YOUR INSTRUCTIONS: All lines holding the string "Creative" are to be shown.

------ INPUT ROWS

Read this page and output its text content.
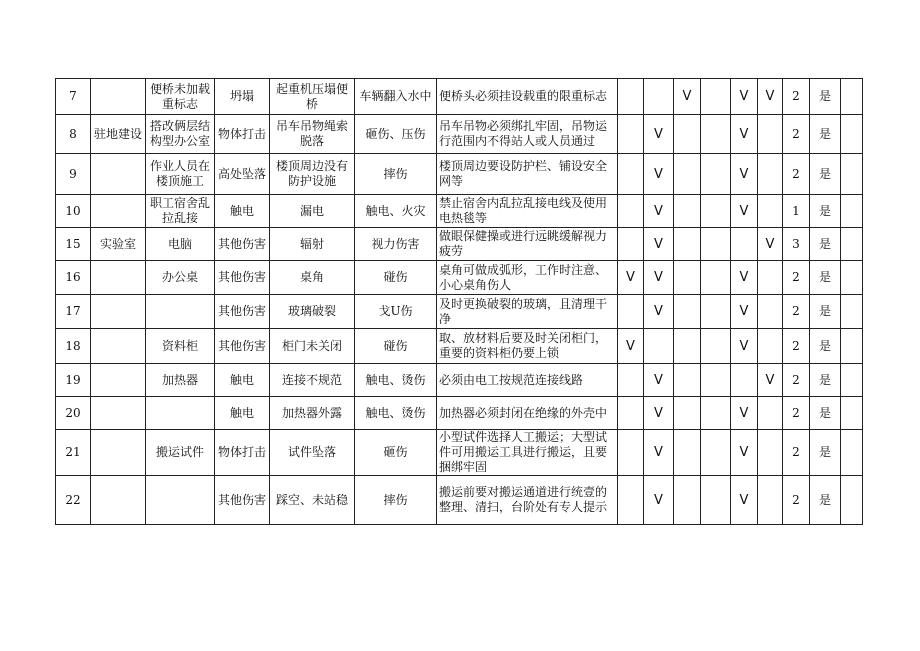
7		便桥未加载重标志	坍塌	起重机压塌便桥	车辆翻入水中	便桥头必须挂设载重的限重标志			V		V	V	2	是	
8	驻地建设	搭改俩层结构型办公室	物体打击	吊车吊物绳索脱落	砸伤、压伤	吊车吊物必须绑扎牢固，吊物运行范围内不得站人或人员通过		V			V		2	是	
9		作业人员在楼顶施工	高处坠落	楼顶周边没有防护设施	摔伤	楼顶周边要设防护栏、铺设安全网等		V			V		2	是	
10		职工宿舍乱拉乱接	触电	漏电	触电、火灾	禁止宿舍内乱拉乱接电线及使用电热毯等		V			V		1	是	
15	实验室	电脑	其他伤害	辐射	视力伤害	做眼保健操或进行远眺缓解视力疲劳		V				V	3	是	
16		办公桌	其他伤害	桌角	碰伤	桌角可做成弧形，工作时注意、小心桌角伤人	V	V			V		2	是	
17			其他伤害	玻璃破裂	戈U伤	及时更换破裂的玻璃，且清理干净		V			V		2	是	
18		资料柜	其他伤害	柜门未关闭	碰伤	取、放材料后要及时关闭柜门，重要的资料柜仍要上锁	V				V		2	是	
19		加热器	触电	连接不规范	触电、烫伤	必须由电工按规范连接线路		V				V	2	是	
20			触电	加热器外露	触电、烫伤	加热器必须封闭在绝缘的外壳中		V			V		2	是	
21		搬运试件	物体打击	试件坠落	砸伤	小型试件选择人工搬运；大型试件可用搬运工具进行搬运，且要捆绑牢固		V			V		2	是	
22			其他伤害	踩空、未站稳	摔伤	搬运前要对搬运通道进行统壹的整理、清扫，台阶处有专人提示		V			V		2	是	
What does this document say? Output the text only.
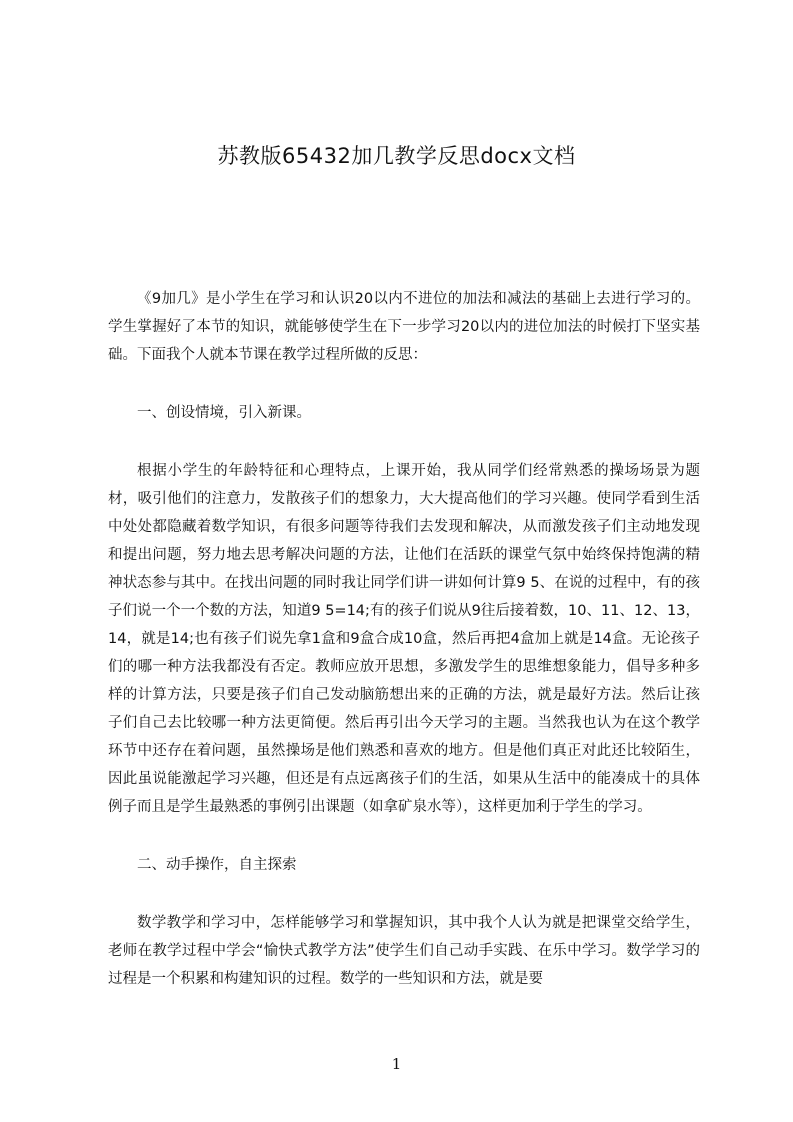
苏教版65432加几教学反思docx文档

《9加几》是小学生在学习和认识20以内不进位的加法和减法的基础上去进行学习的。学生掌握好了本节的知识，就能够使学生在下一步学习20以内的进位加法的时候打下坚实基础。下面我个人就本节课在教学过程所做的反思：

一、创设情境，引入新课。

根据小学生的年龄特征和心理特点，上课开始，我从同学们经常熟悉的操场场景为题材，吸引他们的注意力，发散孩子们的想象力，大大提高他们的学习兴趣。使同学看到生活中处处都隐藏着数学知识，有很多问题等待我们去发现和解决，从而激发孩子们主动地发现和提出问题，努力地去思考解决问题的方法，让他们在活跃的课堂气氛中始终保持饱满的精神状态参与其中。在找出问题的同时我让同学们讲一讲如何计算9 5、在说的过程中，有的孩子们说一个一个数的方法，知道9 5=14;有的孩子们说从9往后接着数，10、11、12、13，14，就是14;也有孩子们说先拿1盒和9盒合成10盒，然后再把4盒加上就是14盒。无论孩子们的哪一种方法我都没有否定。教师应放开思想，多激发学生的思维想象能力，倡导多种多样的计算方法，只要是孩子们自己发动脑筋想出来的正确的方法，就是最好方法。然后让孩子们自己去比较哪一种方法更简便。然后再引出今天学习的主题。当然我也认为在这个教学环节中还存在着问题，虽然操场是他们熟悉和喜欢的地方。但是他们真正对此还比较陌生，因此虽说能激起学习兴趣，但还是有点远离孩子们的生活，如果从生活中的能凑成十的具体例子而且是学生最熟悉的事例引出课题（如拿矿泉水等），这样更加利于学生的学习。

二、动手操作，自主探索

数学教学和学习中，怎样能够学习和掌握知识，其中我个人认为就是把课堂交给学生，老师在教学过程中学会“愉快式教学方法”使学生们自己动手实践、在乐中学习。数学学习的过程是一个积累和构建知识的过程。数学的一些知识和方法，就是要

1
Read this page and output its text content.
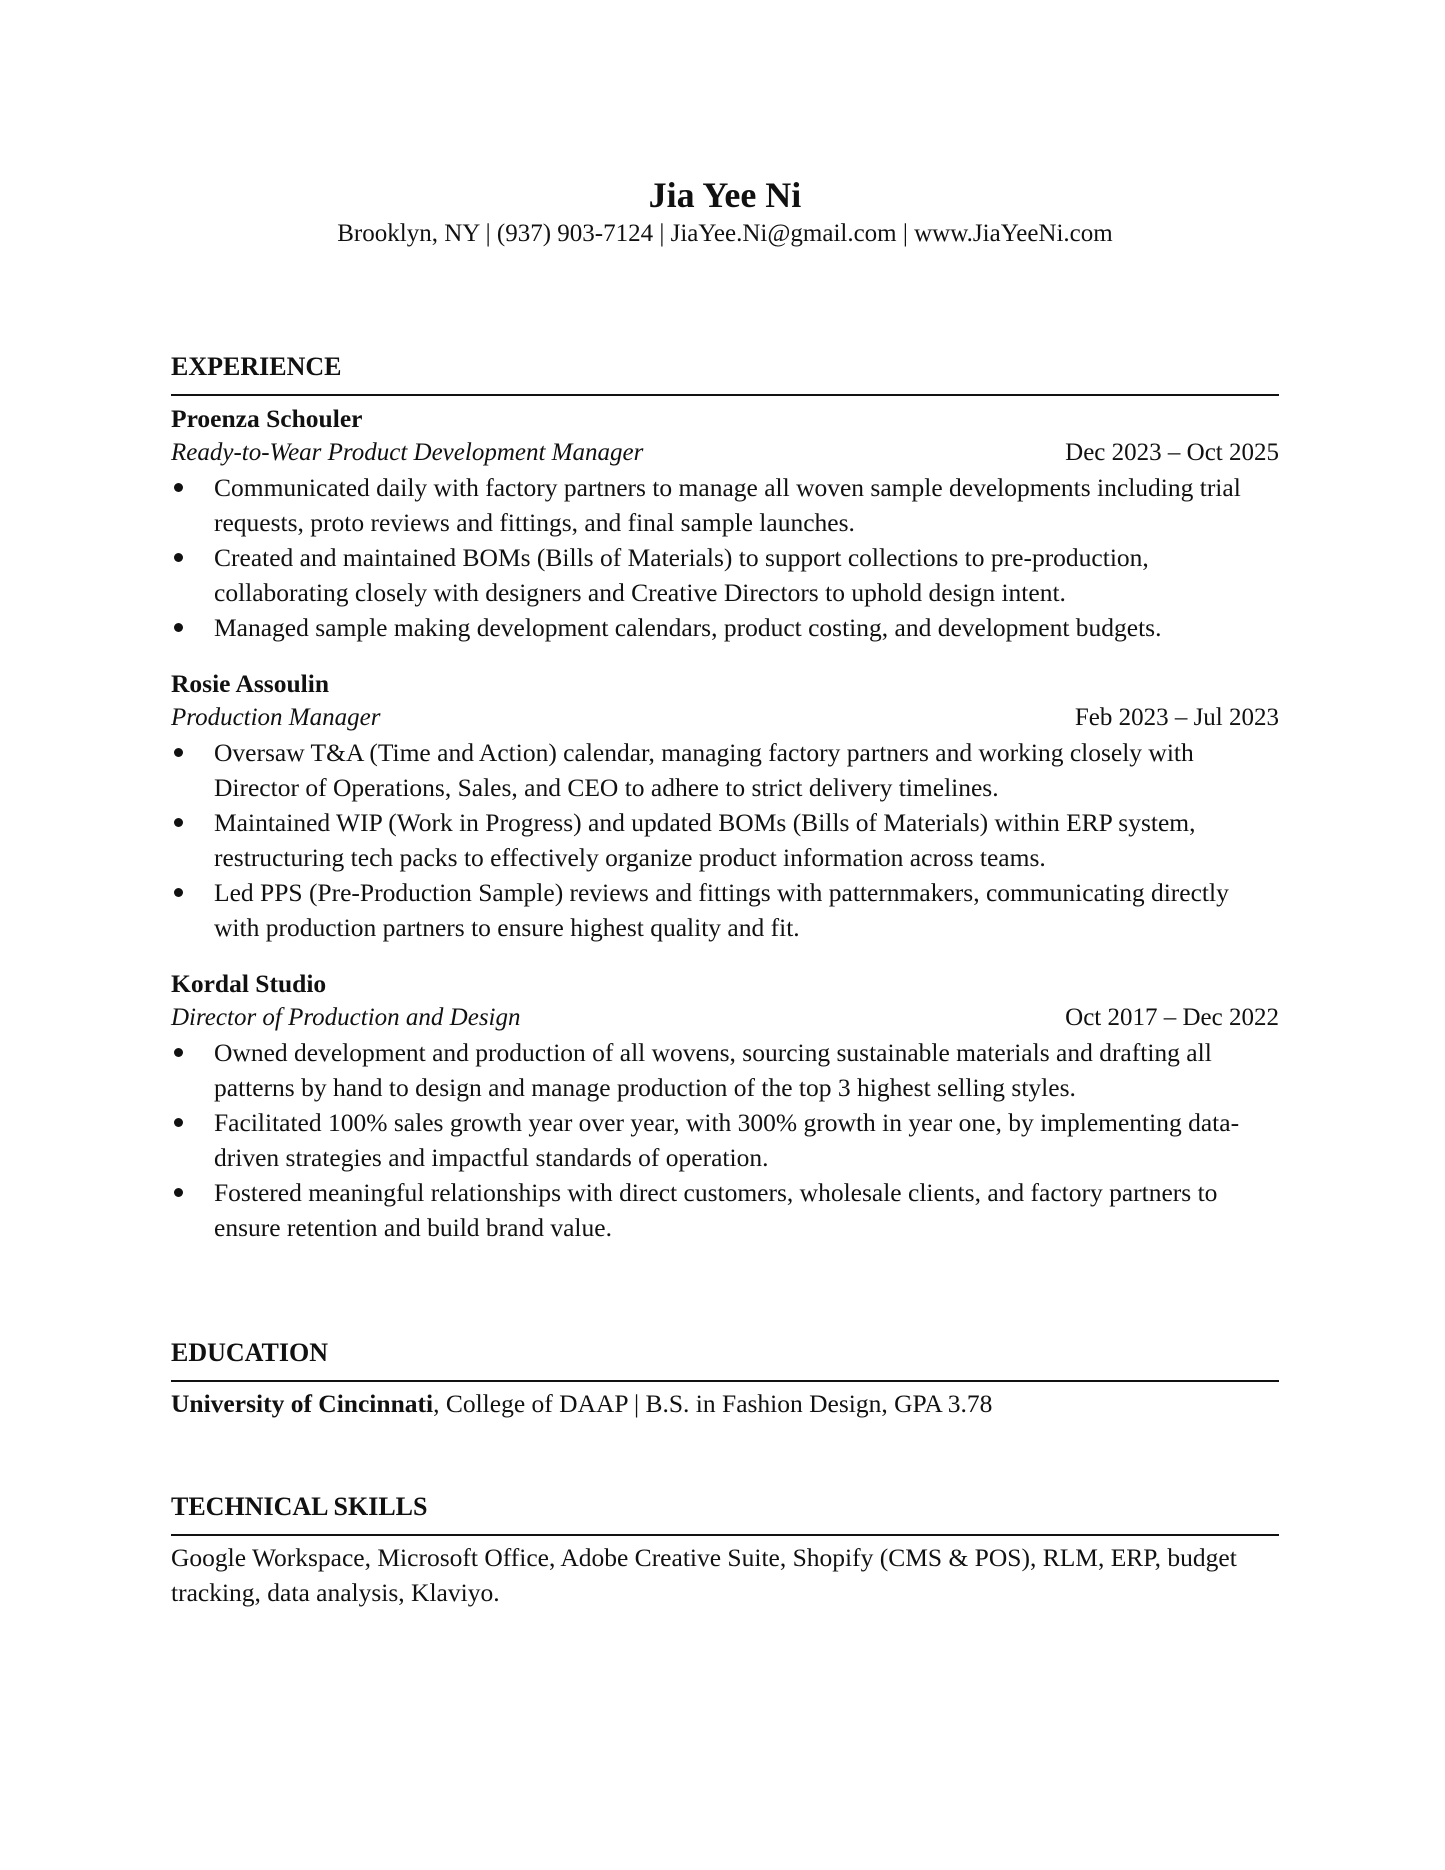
Jia Yee Ni
Brooklyn, NY | (937) 903-7124 | JiaYee.Ni@gmail.com | www.JiaYeeNi.com
EXPERIENCE
Proenza Schouler
Ready-to-Wear Product Development Manager	Dec 2023 – Oct 2025
Communicated daily with factory partners to manage all woven sample developments including trial requests, proto reviews and fittings, and final sample launches.
Created and maintained BOMs (Bills of Materials) to support collections to pre-production, collaborating closely with designers and Creative Directors to uphold design intent.
Managed sample making development calendars, product costing, and development budgets.
Rosie Assoulin
Production Manager	Feb 2023 – Jul 2023
Oversaw T&A (Time and Action) calendar, managing factory partners and working closely with Director of Operations, Sales, and CEO to adhere to strict delivery timelines.
Maintained WIP (Work in Progress) and updated BOMs (Bills of Materials) within ERP system, restructuring tech packs to effectively organize product information across teams.
Led PPS (Pre-Production Sample) reviews and fittings with patternmakers, communicating directly with production partners to ensure highest quality and fit.
Kordal Studio
Director of Production and Design	Oct 2017 – Dec 2022
Owned development and production of all wovens, sourcing sustainable materials and drafting all patterns by hand to design and manage production of the top 3 highest selling styles.
Facilitated 100% sales growth year over year, with 300% growth in year one, by implementing data-driven strategies and impactful standards of operation.
Fostered meaningful relationships with direct customers, wholesale clients, and factory partners to ensure retention and build brand value.
EDUCATION
University of Cincinnati, College of DAAP | B.S. in Fashion Design, GPA 3.78
TECHNICAL SKILLS
Google Workspace, Microsoft Office, Adobe Creative Suite, Shopify (CMS & POS), RLM, ERP, budget tracking, data analysis, Klaviyo.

------------

EXPECTED OUTPUT:
Created and maintained BOMs (Bills of Materials) to support collections to pre-production, collaborating closely with designers and Creative Directors to uphold design intent.
Google Workspace, Microsoft Office, Adobe Creative Suite, Shopify (CMS & POS), RLM, ERP, budget tracking, data analysis, Klaviyo.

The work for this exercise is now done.